-- BEGIN --
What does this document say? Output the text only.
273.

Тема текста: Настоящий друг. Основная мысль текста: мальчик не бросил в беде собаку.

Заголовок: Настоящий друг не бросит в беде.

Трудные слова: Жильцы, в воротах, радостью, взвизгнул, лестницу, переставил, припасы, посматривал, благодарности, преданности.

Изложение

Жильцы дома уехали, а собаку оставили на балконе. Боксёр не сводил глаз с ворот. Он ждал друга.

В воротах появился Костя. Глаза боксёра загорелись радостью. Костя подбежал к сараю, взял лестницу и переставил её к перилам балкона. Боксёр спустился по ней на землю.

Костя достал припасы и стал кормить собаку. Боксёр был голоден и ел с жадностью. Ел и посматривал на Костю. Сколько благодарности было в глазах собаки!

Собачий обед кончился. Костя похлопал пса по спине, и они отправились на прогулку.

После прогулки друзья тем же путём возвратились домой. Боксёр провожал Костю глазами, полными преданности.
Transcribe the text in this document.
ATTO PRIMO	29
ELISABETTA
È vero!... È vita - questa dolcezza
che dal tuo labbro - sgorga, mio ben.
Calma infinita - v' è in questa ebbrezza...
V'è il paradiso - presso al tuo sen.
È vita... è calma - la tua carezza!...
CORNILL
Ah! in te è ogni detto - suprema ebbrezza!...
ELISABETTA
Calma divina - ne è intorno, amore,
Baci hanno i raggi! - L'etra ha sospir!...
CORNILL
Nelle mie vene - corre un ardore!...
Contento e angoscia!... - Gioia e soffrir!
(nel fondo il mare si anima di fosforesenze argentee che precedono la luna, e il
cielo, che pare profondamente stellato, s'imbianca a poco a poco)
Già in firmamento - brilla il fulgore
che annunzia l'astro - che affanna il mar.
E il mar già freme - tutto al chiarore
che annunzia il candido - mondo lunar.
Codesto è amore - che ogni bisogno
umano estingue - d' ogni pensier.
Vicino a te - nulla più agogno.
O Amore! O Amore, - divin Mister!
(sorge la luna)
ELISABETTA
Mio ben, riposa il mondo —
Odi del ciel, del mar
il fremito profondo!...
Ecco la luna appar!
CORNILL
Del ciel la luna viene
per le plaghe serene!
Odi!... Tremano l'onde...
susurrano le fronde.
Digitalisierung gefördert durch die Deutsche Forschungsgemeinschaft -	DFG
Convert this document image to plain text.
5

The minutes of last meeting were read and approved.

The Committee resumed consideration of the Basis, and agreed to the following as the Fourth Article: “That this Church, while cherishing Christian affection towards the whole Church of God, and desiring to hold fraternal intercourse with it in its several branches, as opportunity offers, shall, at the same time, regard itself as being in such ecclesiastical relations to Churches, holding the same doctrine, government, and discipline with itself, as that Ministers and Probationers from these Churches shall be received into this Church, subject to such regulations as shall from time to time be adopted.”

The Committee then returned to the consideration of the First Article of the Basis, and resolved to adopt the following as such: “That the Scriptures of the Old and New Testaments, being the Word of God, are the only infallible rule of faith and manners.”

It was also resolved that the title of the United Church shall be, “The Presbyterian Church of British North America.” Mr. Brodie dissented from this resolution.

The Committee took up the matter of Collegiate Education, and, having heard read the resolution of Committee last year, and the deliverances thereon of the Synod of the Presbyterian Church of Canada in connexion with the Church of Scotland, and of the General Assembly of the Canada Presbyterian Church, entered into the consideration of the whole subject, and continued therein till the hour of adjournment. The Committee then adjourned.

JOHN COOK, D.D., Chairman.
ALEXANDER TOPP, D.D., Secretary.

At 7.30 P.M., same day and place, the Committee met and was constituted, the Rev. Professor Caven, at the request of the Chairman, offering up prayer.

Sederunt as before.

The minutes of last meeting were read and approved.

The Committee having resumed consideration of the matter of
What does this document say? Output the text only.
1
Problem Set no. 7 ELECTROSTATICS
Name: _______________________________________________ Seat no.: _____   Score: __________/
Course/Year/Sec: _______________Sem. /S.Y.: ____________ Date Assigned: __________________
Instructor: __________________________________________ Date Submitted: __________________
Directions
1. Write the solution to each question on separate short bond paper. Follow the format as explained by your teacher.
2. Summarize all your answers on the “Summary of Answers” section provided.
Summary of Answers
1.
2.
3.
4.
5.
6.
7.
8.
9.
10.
-- END --
Extract lines where the string "your" occurs.

> CORRECT RESULT:
1. Write the solution to each question on separate short bond paper. Follow the format as explained by your teacher.
2. Summarize all your answers on the “Summary of Answers” section provided.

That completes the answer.